Start of Items
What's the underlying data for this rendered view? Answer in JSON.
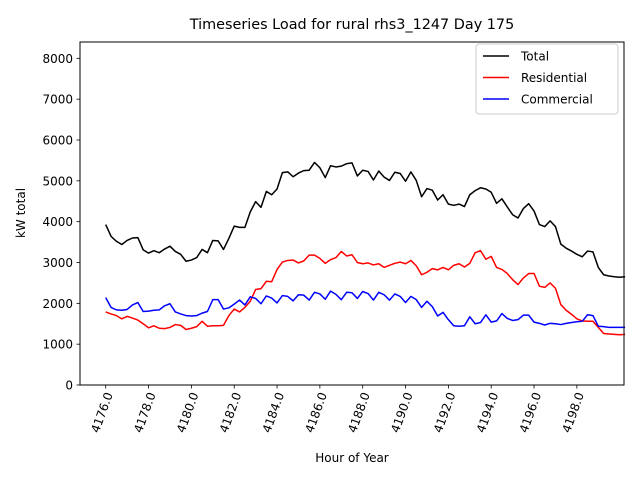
{
  "chart_data": {
    "type": "line",
    "title": "Timeseries Load for rural rhs3_1247  Day 175",
    "xlabel": "Hour of Year",
    "ylabel": "kW total",
    "xlim": [
      4174.8,
      4200.2
    ],
    "ylim": [
      0,
      8400
    ],
    "x_ticks": [
      4176,
      4178,
      4180,
      4182,
      4184,
      4186,
      4188,
      4190,
      4192,
      4194,
      4196,
      4198
    ],
    "x_tick_labels": [
      "4176.0",
      "4178.0",
      "4180.0",
      "4182.0",
      "4184.0",
      "4186.0",
      "4188.0",
      "4190.0",
      "4192.0",
      "4194.0",
      "4196.0",
      "4198.0"
    ],
    "y_ticks": [
      0,
      1000,
      2000,
      3000,
      4000,
      5000,
      6000,
      7000,
      8000
    ],
    "y_tick_labels": [
      "0",
      "1000",
      "2000",
      "3000",
      "4000",
      "5000",
      "6000",
      "7000",
      "8000"
    ],
    "grid": false,
    "legend_position": "top-right",
    "x_start": 4176,
    "x_step": 0.25,
    "series": [
      {
        "name": "Total",
        "color": "#000000",
        "values": [
          3930,
          3640,
          3520,
          3440,
          3540,
          3600,
          3610,
          3310,
          3230,
          3290,
          3240,
          3330,
          3400,
          3270,
          3200,
          3030,
          3060,
          3120,
          3320,
          3240,
          3540,
          3530,
          3320,
          3590,
          3890,
          3860,
          3860,
          4240,
          4490,
          4350,
          4740,
          4660,
          4800,
          5200,
          5220,
          5100,
          5190,
          5250,
          5260,
          5450,
          5320,
          5080,
          5370,
          5340,
          5360,
          5420,
          5440,
          5120,
          5260,
          5230,
          5020,
          5240,
          5090,
          5010,
          5210,
          5180,
          4990,
          5220,
          5010,
          4610,
          4810,
          4770,
          4530,
          4660,
          4430,
          4400,
          4430,
          4370,
          4660,
          4760,
          4830,
          4800,
          4720,
          4450,
          4560,
          4360,
          4170,
          4090,
          4320,
          4440,
          4260,
          3930,
          3880,
          4020,
          3880,
          3450,
          3350,
          3280,
          3200,
          3140,
          3280,
          3260,
          2880,
          2700,
          2670,
          2650,
          2640,
          2650
        ]
      },
      {
        "name": "Residential",
        "color": "#ff0000",
        "values": [
          1790,
          1740,
          1700,
          1620,
          1680,
          1640,
          1590,
          1500,
          1400,
          1450,
          1390,
          1380,
          1410,
          1480,
          1460,
          1360,
          1390,
          1430,
          1560,
          1440,
          1450,
          1450,
          1460,
          1700,
          1860,
          1790,
          1900,
          2050,
          2340,
          2360,
          2540,
          2530,
          2830,
          3010,
          3050,
          3060,
          2990,
          3040,
          3180,
          3180,
          3100,
          2980,
          3070,
          3120,
          3270,
          3160,
          3190,
          3000,
          2970,
          2990,
          2940,
          2970,
          2880,
          2930,
          2980,
          3010,
          2970,
          3050,
          2920,
          2700,
          2760,
          2850,
          2820,
          2880,
          2820,
          2930,
          2970,
          2890,
          2980,
          3240,
          3290,
          3080,
          3150,
          2880,
          2830,
          2730,
          2580,
          2460,
          2620,
          2730,
          2730,
          2420,
          2390,
          2500,
          2370,
          1970,
          1830,
          1730,
          1620,
          1570,
          1560,
          1560,
          1410,
          1260,
          1250,
          1240,
          1230,
          1240
        ]
      },
      {
        "name": "Commercial",
        "color": "#0000ff",
        "values": [
          2140,
          1900,
          1840,
          1830,
          1850,
          1960,
          2020,
          1800,
          1810,
          1830,
          1840,
          1940,
          1990,
          1790,
          1740,
          1700,
          1690,
          1700,
          1760,
          1800,
          2090,
          2090,
          1860,
          1890,
          1980,
          2080,
          1960,
          2160,
          2120,
          1990,
          2180,
          2130,
          2010,
          2190,
          2170,
          2060,
          2210,
          2200,
          2080,
          2270,
          2230,
          2100,
          2300,
          2220,
          2090,
          2270,
          2260,
          2120,
          2290,
          2240,
          2080,
          2270,
          2210,
          2080,
          2230,
          2170,
          2020,
          2170,
          2090,
          1900,
          2050,
          1920,
          1690,
          1780,
          1600,
          1450,
          1440,
          1450,
          1670,
          1500,
          1530,
          1720,
          1540,
          1570,
          1750,
          1630,
          1580,
          1600,
          1710,
          1710,
          1540,
          1510,
          1470,
          1510,
          1500,
          1480,
          1510,
          1530,
          1550,
          1560,
          1720,
          1700,
          1440,
          1430,
          1410,
          1410,
          1410,
          1410
        ]
      }
    ]
  }
}
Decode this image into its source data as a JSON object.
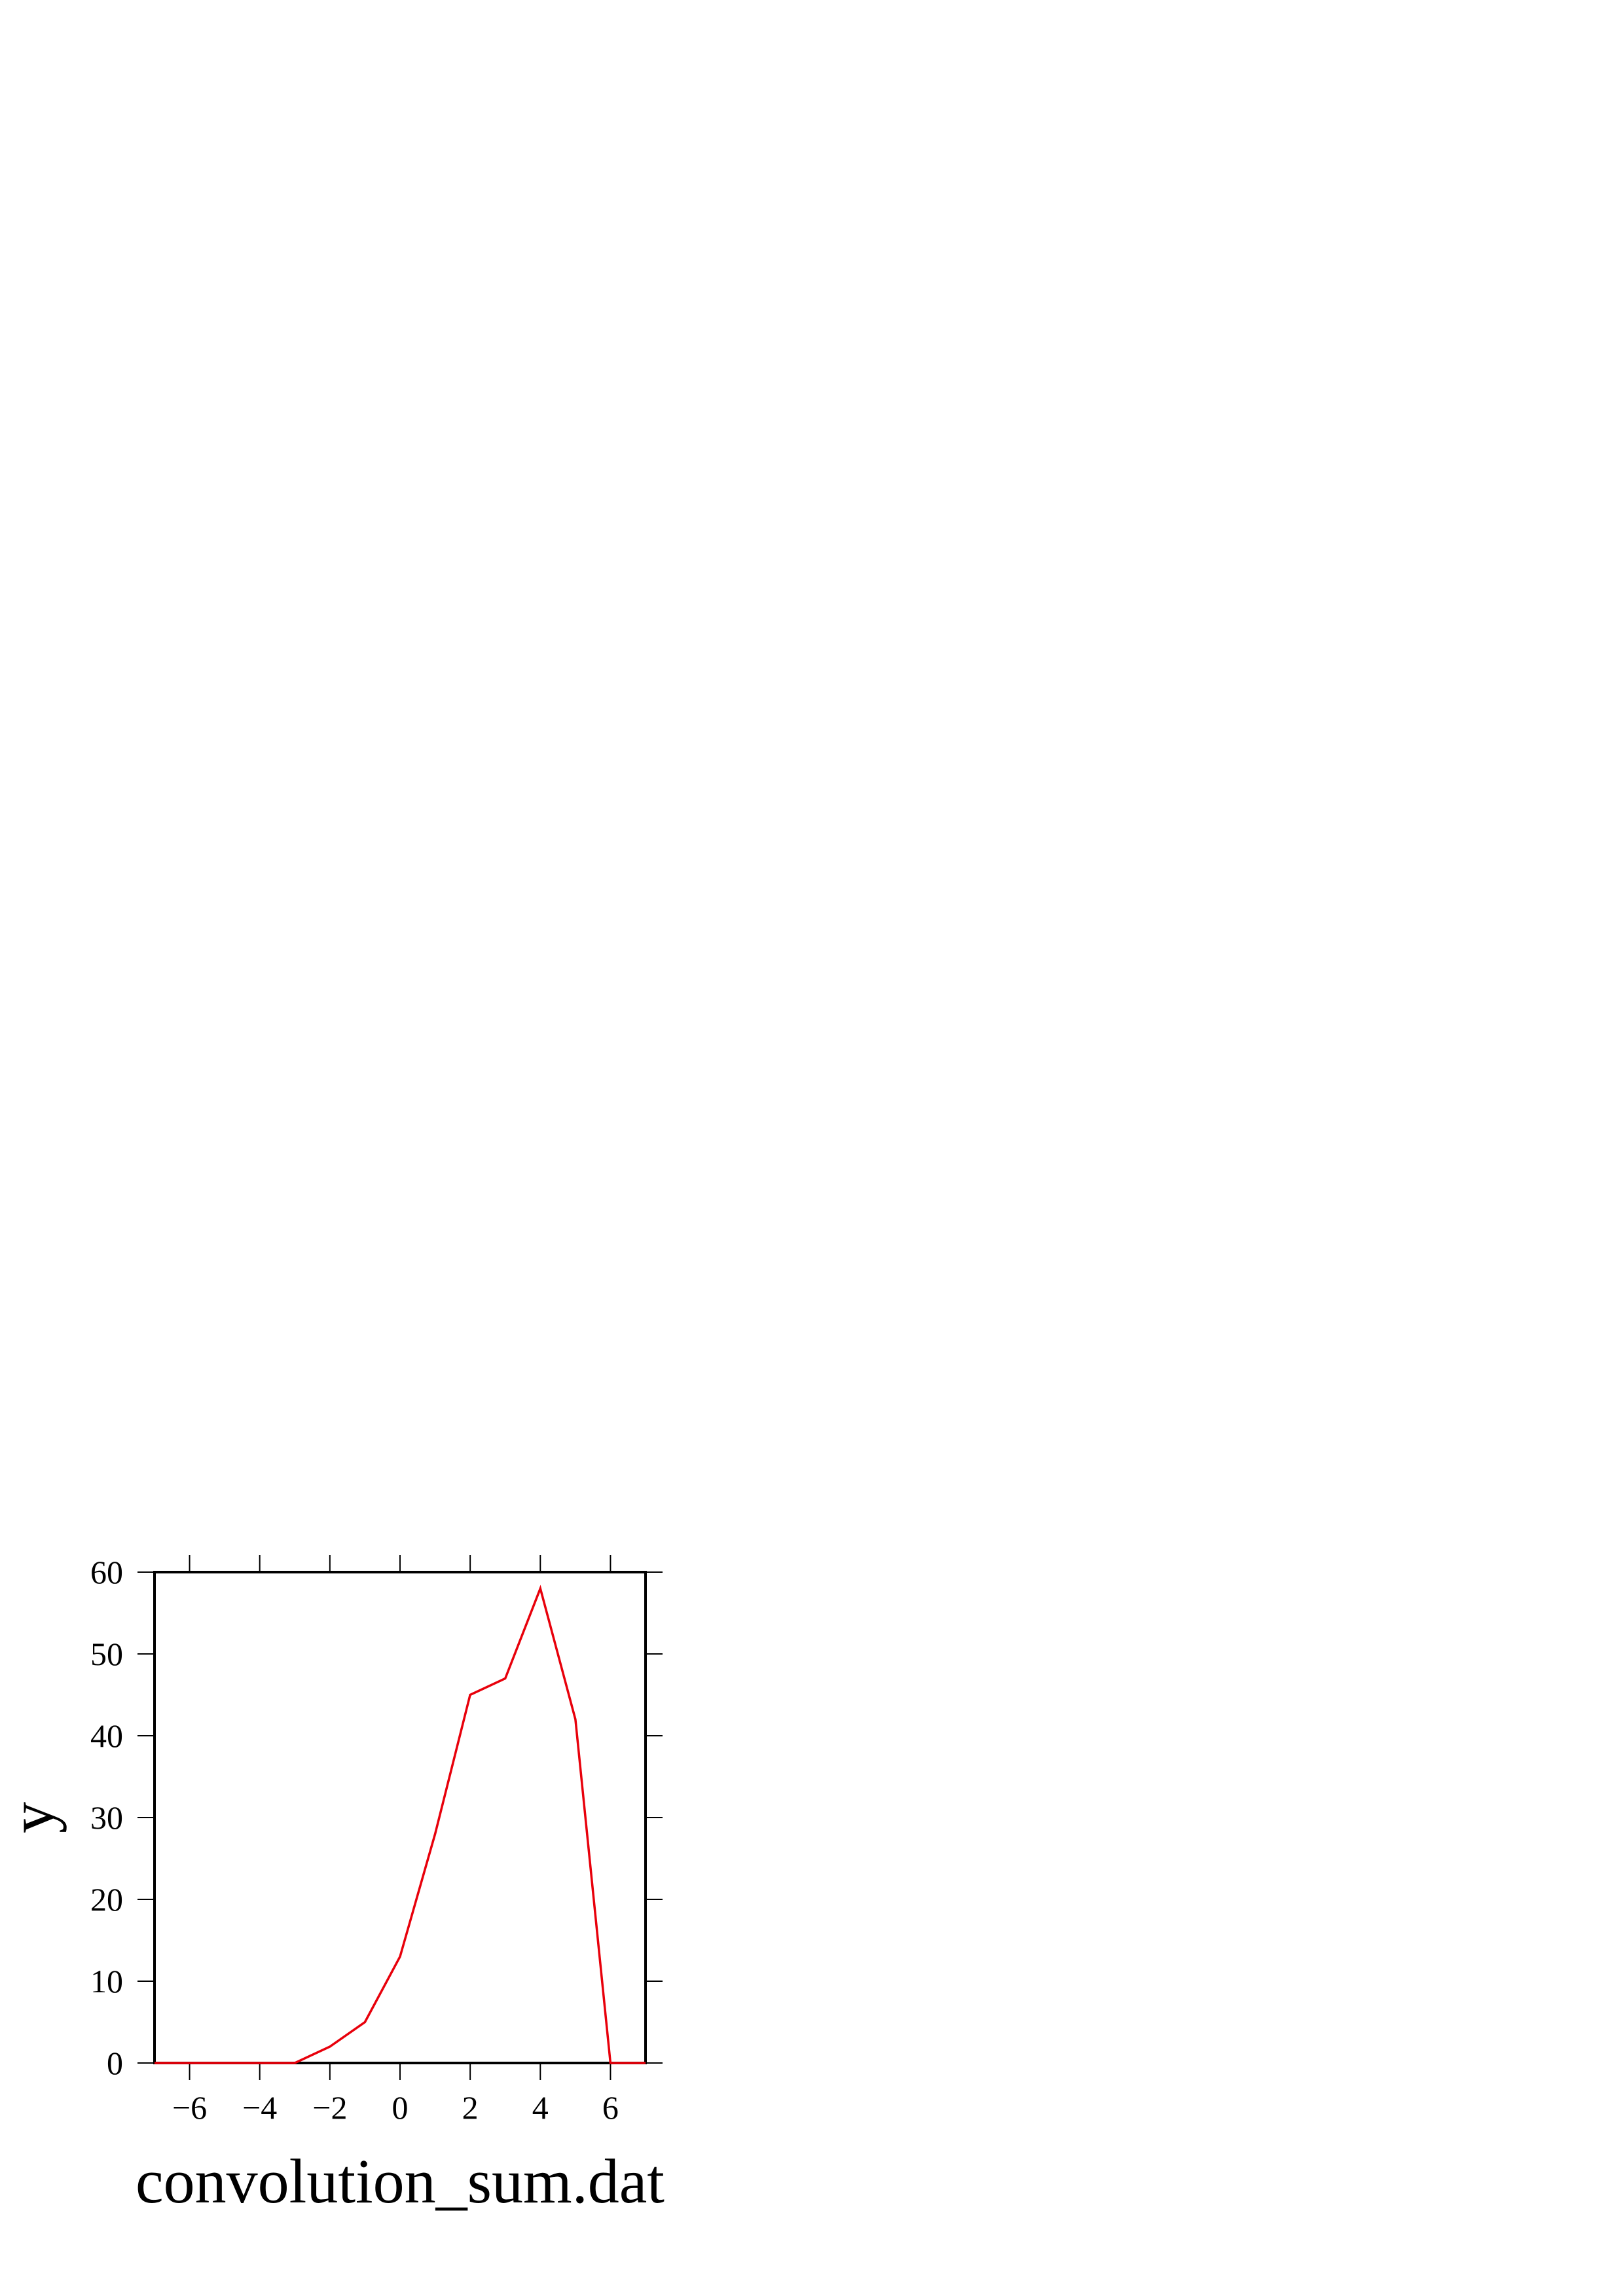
{
  "chart_data": {
    "type": "line",
    "title": "",
    "xlabel": "convolution_sum.dat",
    "ylabel": "y",
    "xlim": [
      -7,
      7
    ],
    "ylim": [
      0,
      60
    ],
    "x_ticks": [
      -6,
      -4,
      -2,
      0,
      2,
      4,
      6
    ],
    "x_tick_labels": [
      "−6",
      "−4",
      "−2",
      "0",
      "2",
      "4",
      "6"
    ],
    "y_ticks": [
      0,
      10,
      20,
      30,
      40,
      50,
      60
    ],
    "y_tick_labels": [
      "0",
      "10",
      "20",
      "30",
      "40",
      "50",
      "60"
    ],
    "grid": false,
    "legend": "none",
    "series": [
      {
        "color": "#e8000b",
        "x": [
          -7,
          -6,
          -5,
          -4,
          -3,
          -2,
          -1,
          0,
          1,
          2,
          3,
          4,
          5,
          6,
          7
        ],
        "y": [
          0,
          0,
          0,
          0,
          0,
          2,
          5,
          13,
          28,
          45,
          47,
          58,
          42,
          0,
          0
        ]
      }
    ]
  }
}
End of Items
▸ Your goal:
Repeat each line of the records above exactly, but do not copy the pictures.

▸ The completed task:
What's the underlying data for this rendered view? Answer in JSON.
{
  "chart_data": {
    "type": "line",
    "title": "Timeseries Load for rural rhs3_1247  Day 175",
    "xlabel": "Hour of Year",
    "ylabel": "kW total",
    "xlim": [
      4174.8,
      4200.2
    ],
    "ylim": [
      0,
      8400
    ],
    "x_ticks": [
      4176,
      4178,
      4180,
      4182,
      4184,
      4186,
      4188,
      4190,
      4192,
      4194,
      4196,
      4198
    ],
    "x_tick_labels": [
      "4176.0",
      "4178.0",
      "4180.0",
      "4182.0",
      "4184.0",
      "4186.0",
      "4188.0",
      "4190.0",
      "4192.0",
      "4194.0",
      "4196.0",
      "4198.0"
    ],
    "y_ticks": [
      0,
      1000,
      2000,
      3000,
      4000,
      5000,
      6000,
      7000,
      8000
    ],
    "y_tick_labels": [
      "0",
      "1000",
      "2000",
      "3000",
      "4000",
      "5000",
      "6000",
      "7000",
      "8000"
    ],
    "grid": false,
    "legend_position": "top-right",
    "x_start": 4176,
    "x_step": 0.25,
    "series": [
      {
        "name": "Total",
        "color": "#000000",
        "values": [
          3930,
          3640,
          3520,
          3440,
          3540,
          3600,
          3610,
          3310,
          3230,
          3290,
          3240,
          3330,
          3400,
          3270,
          3200,
          3030,
          3060,
          3120,
          3320,
          3240,
          3540,
          3530,
          3320,
          3590,
          3890,
          3860,
          3860,
          4240,
          4490,
          4350,
          4740,
          4660,
          4800,
          5200,
          5220,
          5100,
          5190,
          5250,
          5260,
          5450,
          5320,
          5080,
          5370,
          5340,
          5360,
          5420,
          5440,
          5120,
          5260,
          5230,
          5020,
          5240,
          5090,
          5010,
          5210,
          5180,
          4990,
          5220,
          5010,
          4610,
          4810,
          4770,
          4530,
          4660,
          4430,
          4400,
          4430,
          4370,
          4660,
          4760,
          4830,
          4800,
          4720,
          4450,
          4560,
          4360,
          4170,
          4090,
          4320,
          4440,
          4260,
          3930,
          3880,
          4020,
          3880,
          3450,
          3350,
          3280,
          3200,
          3140,
          3280,
          3260,
          2880,
          2700,
          2670,
          2650,
          2640,
          2650
        ]
      },
      {
        "name": "Residential",
        "color": "#ff0000",
        "values": [
          1790,
          1740,
          1700,
          1620,
          1680,
          1640,
          1590,
          1500,
          1400,
          1450,
          1390,
          1380,
          1410,
          1480,
          1460,
          1360,
          1390,
          1430,
          1560,
          1440,
          1450,
          1450,
          1460,
          1700,
          1860,
          1790,
          1900,
          2050,
          2340,
          2360,
          2540,
          2530,
          2830,
          3010,
          3050,
          3060,
          2990,
          3040,
          3180,
          3180,
          3100,
          2980,
          3070,
          3120,
          3270,
          3160,
          3190,
          3000,
          2970,
          2990,
          2940,
          2970,
          2880,
          2930,
          2980,
          3010,
          2970,
          3050,
          2920,
          2700,
          2760,
          2850,
          2820,
          2880,
          2820,
          2930,
          2970,
          2890,
          2980,
          3240,
          3290,
          3080,
          3150,
          2880,
          2830,
          2730,
          2580,
          2460,
          2620,
          2730,
          2730,
          2420,
          2390,
          2500,
          2370,
          1970,
          1830,
          1730,
          1620,
          1570,
          1560,
          1560,
          1410,
          1260,
          1250,
          1240,
          1230,
          1240
        ]
      },
      {
        "name": "Commercial",
        "color": "#0000ff",
        "values": [
          2140,
          1900,
          1840,
          1830,
          1850,
          1960,
          2020,
          1800,
          1810,
          1830,
          1840,
          1940,
          1990,
          1790,
          1740,
          1700,
          1690,
          1700,
          1760,
          1800,
          2090,
          2090,
          1860,
          1890,
          1980,
          2080,
          1960,
          2160,
          2120,
          1990,
          2180,
          2130,
          2010,
          2190,
          2170,
          2060,
          2210,
          2200,
          2080,
          2270,
          2230,
          2100,
          2300,
          2220,
          2090,
          2270,
          2260,
          2120,
          2290,
          2240,
          2080,
          2270,
          2210,
          2080,
          2230,
          2170,
          2020,
          2170,
          2090,
          1900,
          2050,
          1920,
          1690,
          1780,
          1600,
          1450,
          1440,
          1450,
          1670,
          1500,
          1530,
          1720,
          1540,
          1570,
          1750,
          1630,
          1580,
          1600,
          1710,
          1710,
          1540,
          1510,
          1470,
          1510,
          1500,
          1480,
          1510,
          1530,
          1550,
          1560,
          1720,
          1700,
          1440,
          1430,
          1410,
          1410,
          1410,
          1410
        ]
      }
    ]
  }
}
Decode this image into its source data as a JSON object.
{
  "chart_data": {
    "type": "line",
    "title": "",
    "xlabel": "convolution_sum.dat",
    "ylabel": "y",
    "xlim": [
      -7,
      7
    ],
    "ylim": [
      0,
      60
    ],
    "x_ticks": [
      -6,
      -4,
      -2,
      0,
      2,
      4,
      6
    ],
    "x_tick_labels": [
      "−6",
      "−4",
      "−2",
      "0",
      "2",
      "4",
      "6"
    ],
    "y_ticks": [
      0,
      10,
      20,
      30,
      40,
      50,
      60
    ],
    "y_tick_labels": [
      "0",
      "10",
      "20",
      "30",
      "40",
      "50",
      "60"
    ],
    "grid": false,
    "legend": "none",
    "series": [
      {
        "color": "#e8000b",
        "x": [
          -7,
          -6,
          -5,
          -4,
          -3,
          -2,
          -1,
          0,
          1,
          2,
          3,
          4,
          5,
          6,
          7
        ],
        "y": [
          0,
          0,
          0,
          0,
          0,
          2,
          5,
          13,
          28,
          45,
          47,
          58,
          42,
          0,
          0
        ]
      }
    ]
  }
}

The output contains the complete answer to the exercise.